### Stated goal
Please list all lines of the material below in which the string "this" occurs.

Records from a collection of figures
-- START --
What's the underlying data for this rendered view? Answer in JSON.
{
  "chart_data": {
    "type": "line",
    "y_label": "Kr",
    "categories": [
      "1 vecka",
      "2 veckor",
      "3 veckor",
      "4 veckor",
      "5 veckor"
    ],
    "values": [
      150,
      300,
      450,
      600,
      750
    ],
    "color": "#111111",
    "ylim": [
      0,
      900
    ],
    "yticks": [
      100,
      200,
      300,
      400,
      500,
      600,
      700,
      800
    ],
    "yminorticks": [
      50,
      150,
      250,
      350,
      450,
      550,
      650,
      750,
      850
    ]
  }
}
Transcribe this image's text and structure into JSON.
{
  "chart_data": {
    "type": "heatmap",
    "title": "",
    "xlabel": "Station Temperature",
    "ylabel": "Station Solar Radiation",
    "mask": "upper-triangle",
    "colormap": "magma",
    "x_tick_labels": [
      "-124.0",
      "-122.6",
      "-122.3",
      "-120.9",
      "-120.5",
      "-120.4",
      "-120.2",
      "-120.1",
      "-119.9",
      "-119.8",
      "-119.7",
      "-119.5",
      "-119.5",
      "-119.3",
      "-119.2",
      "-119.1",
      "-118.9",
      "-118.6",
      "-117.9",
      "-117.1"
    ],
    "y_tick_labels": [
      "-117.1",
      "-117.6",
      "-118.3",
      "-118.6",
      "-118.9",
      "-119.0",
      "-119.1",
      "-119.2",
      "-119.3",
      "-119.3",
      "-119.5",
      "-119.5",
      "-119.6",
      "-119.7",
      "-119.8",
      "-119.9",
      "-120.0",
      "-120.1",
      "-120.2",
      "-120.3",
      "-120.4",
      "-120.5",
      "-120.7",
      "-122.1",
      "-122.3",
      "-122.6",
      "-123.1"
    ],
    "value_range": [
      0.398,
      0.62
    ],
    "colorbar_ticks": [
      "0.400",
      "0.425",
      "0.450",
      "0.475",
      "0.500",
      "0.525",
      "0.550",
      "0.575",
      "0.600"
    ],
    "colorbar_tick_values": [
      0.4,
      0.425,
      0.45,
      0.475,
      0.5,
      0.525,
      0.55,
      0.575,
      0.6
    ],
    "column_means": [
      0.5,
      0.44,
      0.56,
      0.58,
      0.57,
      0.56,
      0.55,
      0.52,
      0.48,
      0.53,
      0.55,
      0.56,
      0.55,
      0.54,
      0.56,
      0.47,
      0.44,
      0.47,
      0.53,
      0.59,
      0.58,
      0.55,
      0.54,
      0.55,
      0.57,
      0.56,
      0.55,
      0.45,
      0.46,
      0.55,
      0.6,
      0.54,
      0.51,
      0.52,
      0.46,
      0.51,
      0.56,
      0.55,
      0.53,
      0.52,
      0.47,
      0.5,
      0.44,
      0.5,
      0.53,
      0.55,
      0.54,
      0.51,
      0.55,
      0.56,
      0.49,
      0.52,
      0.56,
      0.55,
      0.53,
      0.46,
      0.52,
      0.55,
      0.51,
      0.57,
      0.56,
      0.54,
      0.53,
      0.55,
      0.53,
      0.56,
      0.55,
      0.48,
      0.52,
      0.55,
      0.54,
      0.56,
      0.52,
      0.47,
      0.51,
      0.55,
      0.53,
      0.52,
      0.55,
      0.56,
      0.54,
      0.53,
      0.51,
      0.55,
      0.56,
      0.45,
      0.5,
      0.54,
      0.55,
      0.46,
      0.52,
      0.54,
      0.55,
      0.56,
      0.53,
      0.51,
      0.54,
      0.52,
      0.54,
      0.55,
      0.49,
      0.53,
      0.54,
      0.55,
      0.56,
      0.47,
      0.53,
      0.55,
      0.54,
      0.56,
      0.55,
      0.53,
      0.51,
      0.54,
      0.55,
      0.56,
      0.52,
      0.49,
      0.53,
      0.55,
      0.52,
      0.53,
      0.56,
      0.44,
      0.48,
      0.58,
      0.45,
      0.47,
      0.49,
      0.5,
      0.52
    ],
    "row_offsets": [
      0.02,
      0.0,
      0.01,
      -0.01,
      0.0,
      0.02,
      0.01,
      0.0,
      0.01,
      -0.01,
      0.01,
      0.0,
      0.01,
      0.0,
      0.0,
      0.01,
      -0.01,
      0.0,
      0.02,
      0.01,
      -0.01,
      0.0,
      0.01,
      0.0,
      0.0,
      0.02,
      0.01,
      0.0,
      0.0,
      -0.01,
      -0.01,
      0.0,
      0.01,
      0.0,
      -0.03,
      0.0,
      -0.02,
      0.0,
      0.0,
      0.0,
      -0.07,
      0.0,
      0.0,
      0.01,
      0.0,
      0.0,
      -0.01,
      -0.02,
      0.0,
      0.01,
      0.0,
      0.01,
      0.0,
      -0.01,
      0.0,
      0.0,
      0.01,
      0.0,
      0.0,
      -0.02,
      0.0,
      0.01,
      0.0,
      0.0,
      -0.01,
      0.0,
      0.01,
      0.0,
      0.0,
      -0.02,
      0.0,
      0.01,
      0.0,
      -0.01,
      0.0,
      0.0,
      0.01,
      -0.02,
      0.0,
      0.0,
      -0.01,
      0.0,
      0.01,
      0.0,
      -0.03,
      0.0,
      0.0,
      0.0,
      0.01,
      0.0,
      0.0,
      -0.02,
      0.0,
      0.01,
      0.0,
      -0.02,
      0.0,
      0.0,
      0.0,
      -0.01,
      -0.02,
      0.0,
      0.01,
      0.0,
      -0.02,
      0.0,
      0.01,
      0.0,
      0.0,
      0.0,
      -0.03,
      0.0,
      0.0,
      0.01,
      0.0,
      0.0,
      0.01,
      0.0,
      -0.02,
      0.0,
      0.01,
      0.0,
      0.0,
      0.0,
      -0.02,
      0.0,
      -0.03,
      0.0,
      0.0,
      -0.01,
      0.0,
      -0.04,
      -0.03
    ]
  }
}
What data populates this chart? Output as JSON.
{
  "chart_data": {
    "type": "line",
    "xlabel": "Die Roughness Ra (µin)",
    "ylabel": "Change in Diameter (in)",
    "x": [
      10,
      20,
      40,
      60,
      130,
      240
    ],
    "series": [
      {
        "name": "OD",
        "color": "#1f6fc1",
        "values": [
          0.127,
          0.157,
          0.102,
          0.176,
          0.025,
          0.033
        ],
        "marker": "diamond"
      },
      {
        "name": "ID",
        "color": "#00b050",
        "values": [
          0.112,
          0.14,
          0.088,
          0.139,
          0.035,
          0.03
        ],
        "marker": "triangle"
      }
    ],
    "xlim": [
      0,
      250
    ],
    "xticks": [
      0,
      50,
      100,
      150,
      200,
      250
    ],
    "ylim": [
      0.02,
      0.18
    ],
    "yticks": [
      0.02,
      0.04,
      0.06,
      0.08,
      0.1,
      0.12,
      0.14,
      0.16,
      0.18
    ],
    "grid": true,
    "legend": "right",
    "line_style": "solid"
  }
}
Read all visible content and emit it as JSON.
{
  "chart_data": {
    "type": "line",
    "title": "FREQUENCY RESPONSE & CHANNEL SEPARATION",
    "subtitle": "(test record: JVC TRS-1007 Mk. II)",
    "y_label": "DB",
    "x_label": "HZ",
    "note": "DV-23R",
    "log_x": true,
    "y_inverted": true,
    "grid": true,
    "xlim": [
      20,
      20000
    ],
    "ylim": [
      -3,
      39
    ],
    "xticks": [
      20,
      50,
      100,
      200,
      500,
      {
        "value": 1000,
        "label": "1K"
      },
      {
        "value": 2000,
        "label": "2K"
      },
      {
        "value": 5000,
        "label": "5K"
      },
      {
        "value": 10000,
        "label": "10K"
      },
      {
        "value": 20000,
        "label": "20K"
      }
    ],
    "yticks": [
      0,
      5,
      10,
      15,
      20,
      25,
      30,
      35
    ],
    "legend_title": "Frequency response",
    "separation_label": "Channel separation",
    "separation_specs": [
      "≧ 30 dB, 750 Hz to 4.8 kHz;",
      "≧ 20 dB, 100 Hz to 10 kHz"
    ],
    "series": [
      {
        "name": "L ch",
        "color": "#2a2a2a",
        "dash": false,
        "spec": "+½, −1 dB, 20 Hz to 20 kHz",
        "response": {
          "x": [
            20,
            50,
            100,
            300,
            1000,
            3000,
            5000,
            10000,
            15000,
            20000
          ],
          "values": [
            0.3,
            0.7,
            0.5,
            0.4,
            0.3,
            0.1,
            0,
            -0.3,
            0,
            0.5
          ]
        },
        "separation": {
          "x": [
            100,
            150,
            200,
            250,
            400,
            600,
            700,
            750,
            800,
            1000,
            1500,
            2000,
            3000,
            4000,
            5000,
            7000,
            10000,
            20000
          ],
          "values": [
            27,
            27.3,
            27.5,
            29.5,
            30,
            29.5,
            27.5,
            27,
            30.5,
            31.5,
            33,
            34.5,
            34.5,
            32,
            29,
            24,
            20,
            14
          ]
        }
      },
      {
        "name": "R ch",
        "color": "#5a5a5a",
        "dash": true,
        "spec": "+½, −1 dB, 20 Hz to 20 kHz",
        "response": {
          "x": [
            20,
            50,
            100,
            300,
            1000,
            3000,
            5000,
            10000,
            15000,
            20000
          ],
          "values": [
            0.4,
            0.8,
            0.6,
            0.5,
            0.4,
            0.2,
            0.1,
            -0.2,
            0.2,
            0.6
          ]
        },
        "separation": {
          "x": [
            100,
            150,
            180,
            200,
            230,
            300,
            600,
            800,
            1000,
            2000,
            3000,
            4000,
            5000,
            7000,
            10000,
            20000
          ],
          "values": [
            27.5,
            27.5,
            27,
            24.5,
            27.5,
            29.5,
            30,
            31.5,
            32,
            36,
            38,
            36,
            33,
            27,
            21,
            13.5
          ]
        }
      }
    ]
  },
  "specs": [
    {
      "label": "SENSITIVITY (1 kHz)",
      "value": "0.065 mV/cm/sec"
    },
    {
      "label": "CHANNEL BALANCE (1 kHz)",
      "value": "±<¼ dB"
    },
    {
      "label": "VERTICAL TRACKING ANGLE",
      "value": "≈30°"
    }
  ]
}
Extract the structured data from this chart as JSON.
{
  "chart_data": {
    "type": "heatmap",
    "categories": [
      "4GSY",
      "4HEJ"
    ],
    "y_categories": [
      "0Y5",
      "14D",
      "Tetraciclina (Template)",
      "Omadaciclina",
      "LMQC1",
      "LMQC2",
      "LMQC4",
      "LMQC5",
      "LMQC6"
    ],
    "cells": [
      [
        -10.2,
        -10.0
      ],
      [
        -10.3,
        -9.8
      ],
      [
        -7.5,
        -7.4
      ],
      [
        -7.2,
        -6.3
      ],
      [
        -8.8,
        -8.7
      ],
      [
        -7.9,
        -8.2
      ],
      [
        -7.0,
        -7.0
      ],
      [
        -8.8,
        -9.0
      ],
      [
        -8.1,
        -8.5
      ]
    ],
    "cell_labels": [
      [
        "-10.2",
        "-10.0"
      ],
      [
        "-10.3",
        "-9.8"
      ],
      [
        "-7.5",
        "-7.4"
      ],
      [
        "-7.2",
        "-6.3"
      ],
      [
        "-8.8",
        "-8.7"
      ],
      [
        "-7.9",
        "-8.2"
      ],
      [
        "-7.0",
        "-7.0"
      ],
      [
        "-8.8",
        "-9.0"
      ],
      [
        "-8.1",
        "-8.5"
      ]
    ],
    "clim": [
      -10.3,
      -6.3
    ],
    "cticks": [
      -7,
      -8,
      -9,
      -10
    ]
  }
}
-- END --
### Written solution
What's the underlying data for this rendered view? Answer in JSON.
Transcribe this image's text and structure into JSON.
What data populates this chart? Output as JSON.
Extract the structured data from this chart as JSON.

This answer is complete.